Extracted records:

>>>

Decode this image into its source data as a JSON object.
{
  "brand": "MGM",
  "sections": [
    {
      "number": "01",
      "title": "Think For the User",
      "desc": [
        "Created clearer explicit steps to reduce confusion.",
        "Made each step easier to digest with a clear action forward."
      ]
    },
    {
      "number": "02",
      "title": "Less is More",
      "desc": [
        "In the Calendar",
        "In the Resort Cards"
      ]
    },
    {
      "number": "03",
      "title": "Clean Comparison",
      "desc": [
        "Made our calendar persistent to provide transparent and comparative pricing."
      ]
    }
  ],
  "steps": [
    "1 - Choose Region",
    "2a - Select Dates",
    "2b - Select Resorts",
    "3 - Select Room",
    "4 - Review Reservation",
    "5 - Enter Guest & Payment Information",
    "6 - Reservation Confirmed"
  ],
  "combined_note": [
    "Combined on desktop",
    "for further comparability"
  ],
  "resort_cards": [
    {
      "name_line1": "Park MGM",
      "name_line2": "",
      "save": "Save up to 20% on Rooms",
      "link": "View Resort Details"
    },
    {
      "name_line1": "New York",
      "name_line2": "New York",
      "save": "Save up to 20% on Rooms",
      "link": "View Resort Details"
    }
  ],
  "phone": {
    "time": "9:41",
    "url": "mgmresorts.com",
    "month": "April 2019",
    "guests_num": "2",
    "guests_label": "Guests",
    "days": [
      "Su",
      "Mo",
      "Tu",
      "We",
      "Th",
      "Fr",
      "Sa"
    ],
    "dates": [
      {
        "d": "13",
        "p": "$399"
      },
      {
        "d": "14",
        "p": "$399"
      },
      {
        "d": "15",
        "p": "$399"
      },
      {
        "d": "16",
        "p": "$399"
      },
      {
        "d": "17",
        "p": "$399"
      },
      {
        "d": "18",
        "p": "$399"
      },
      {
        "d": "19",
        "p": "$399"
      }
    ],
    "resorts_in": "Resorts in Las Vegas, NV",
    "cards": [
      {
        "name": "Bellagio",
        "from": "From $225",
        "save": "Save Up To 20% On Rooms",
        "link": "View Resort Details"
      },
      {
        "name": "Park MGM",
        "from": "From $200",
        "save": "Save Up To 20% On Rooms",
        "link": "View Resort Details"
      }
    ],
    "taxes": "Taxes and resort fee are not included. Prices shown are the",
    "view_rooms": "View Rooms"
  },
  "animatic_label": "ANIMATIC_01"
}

<<<

Goal: Please repeat the listing exactly, with nothing left out.

Full response:
Decode this image into its source data as a JSON object.
{
  "brand": "MGM",
  "sections": [
    {
      "number": "01",
      "title": "Think For the User",
      "desc": [
        "Created clearer explicit steps to reduce confusion.",
        "Made each step easier to digest with a clear action forward."
      ]
    },
    {
      "number": "02",
      "title": "Less is More",
      "desc": [
        "In the Calendar",
        "In the Resort Cards"
      ]
    },
    {
      "number": "03",
      "title": "Clean Comparison",
      "desc": [
        "Made our calendar persistent to provide transparent and comparative pricing."
      ]
    }
  ],
  "steps": [
    "1 - Choose Region",
    "2a - Select Dates",
    "2b - Select Resorts",
    "3 - Select Room",
    "4 - Review Reservation",
    "5 - Enter Guest & Payment Information",
    "6 - Reservation Confirmed"
  ],
  "combined_note": [
    "Combined on desktop",
    "for further comparability"
  ],
  "resort_cards": [
    {
      "name_line1": "Park MGM",
      "name_line2": "",
      "save": "Save up to 20% on Rooms",
      "link": "View Resort Details"
    },
    {
      "name_line1": "New York",
      "name_line2": "New York",
      "save": "Save up to 20% on Rooms",
      "link": "View Resort Details"
    }
  ],
  "phone": {
    "time": "9:41",
    "url": "mgmresorts.com",
    "month": "April 2019",
    "guests_num": "2",
    "guests_label": "Guests",
    "days": [
      "Su",
      "Mo",
      "Tu",
      "We",
      "Th",
      "Fr",
      "Sa"
    ],
    "dates": [
      {
        "d": "13",
        "p": "$399"
      },
      {
        "d": "14",
        "p": "$399"
      },
      {
        "d": "15",
        "p": "$399"
      },
      {
        "d": "16",
        "p": "$399"
      },
      {
        "d": "17",
        "p": "$399"
      },
      {
        "d": "18",
        "p": "$399"
      },
      {
        "d": "19",
        "p": "$399"
      }
    ],
    "resorts_in": "Resorts in Las Vegas, NV",
    "cards": [
      {
        "name": "Bellagio",
        "from": "From $225",
        "save": "Save Up To 20% On Rooms",
        "link": "View Resort Details"
      },
      {
        "name": "Park MGM",
        "from": "From $200",
        "save": "Save Up To 20% On Rooms",
        "link": "View Resort Details"
      }
    ],
    "taxes": "Taxes and resort fee are not included. Prices shown are the",
    "view_rooms": "View Rooms"
  },
  "animatic_label": "ANIMATIC_01"
}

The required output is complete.